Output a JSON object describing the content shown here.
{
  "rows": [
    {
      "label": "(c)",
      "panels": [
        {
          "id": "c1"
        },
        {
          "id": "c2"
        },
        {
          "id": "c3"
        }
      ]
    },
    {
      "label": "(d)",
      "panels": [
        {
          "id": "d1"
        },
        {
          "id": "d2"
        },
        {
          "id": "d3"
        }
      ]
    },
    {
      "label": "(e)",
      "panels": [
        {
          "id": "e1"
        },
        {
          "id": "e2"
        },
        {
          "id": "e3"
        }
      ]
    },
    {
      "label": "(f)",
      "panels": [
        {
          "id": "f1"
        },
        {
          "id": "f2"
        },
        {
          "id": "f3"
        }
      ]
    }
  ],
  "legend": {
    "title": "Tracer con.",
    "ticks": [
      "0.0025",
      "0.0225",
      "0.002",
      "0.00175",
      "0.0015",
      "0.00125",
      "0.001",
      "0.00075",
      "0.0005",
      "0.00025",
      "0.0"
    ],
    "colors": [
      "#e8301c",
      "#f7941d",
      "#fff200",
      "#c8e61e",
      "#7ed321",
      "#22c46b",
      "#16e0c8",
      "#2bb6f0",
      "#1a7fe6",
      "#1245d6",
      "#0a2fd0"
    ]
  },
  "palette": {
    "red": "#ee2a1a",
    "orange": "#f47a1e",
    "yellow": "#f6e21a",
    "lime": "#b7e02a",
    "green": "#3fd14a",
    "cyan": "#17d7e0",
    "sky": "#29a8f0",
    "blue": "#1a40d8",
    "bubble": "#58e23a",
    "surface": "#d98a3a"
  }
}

■ ■ ■ ■ ■

== Your instructions ==
Extract all of the material exactly as it is written.

== Response to the task ==
Output a JSON object describing the content shown here.
{
  "rows": [
    {
      "label": "(c)",
      "panels": [
        {
          "id": "c1"
        },
        {
          "id": "c2"
        },
        {
          "id": "c3"
        }
      ]
    },
    {
      "label": "(d)",
      "panels": [
        {
          "id": "d1"
        },
        {
          "id": "d2"
        },
        {
          "id": "d3"
        }
      ]
    },
    {
      "label": "(e)",
      "panels": [
        {
          "id": "e1"
        },
        {
          "id": "e2"
        },
        {
          "id": "e3"
        }
      ]
    },
    {
      "label": "(f)",
      "panels": [
        {
          "id": "f1"
        },
        {
          "id": "f2"
        },
        {
          "id": "f3"
        }
      ]
    }
  ],
  "legend": {
    "title": "Tracer con.",
    "ticks": [
      "0.0025",
      "0.0225",
      "0.002",
      "0.00175",
      "0.0015",
      "0.00125",
      "0.001",
      "0.00075",
      "0.0005",
      "0.00025",
      "0.0"
    ],
    "colors": [
      "#e8301c",
      "#f7941d",
      "#fff200",
      "#c8e61e",
      "#7ed321",
      "#22c46b",
      "#16e0c8",
      "#2bb6f0",
      "#1a7fe6",
      "#1245d6",
      "#0a2fd0"
    ]
  },
  "palette": {
    "red": "#ee2a1a",
    "orange": "#f47a1e",
    "yellow": "#f6e21a",
    "lime": "#b7e02a",
    "green": "#3fd14a",
    "cyan": "#17d7e0",
    "sky": "#29a8f0",
    "blue": "#1a40d8",
    "bubble": "#58e23a",
    "surface": "#d98a3a"
  }
}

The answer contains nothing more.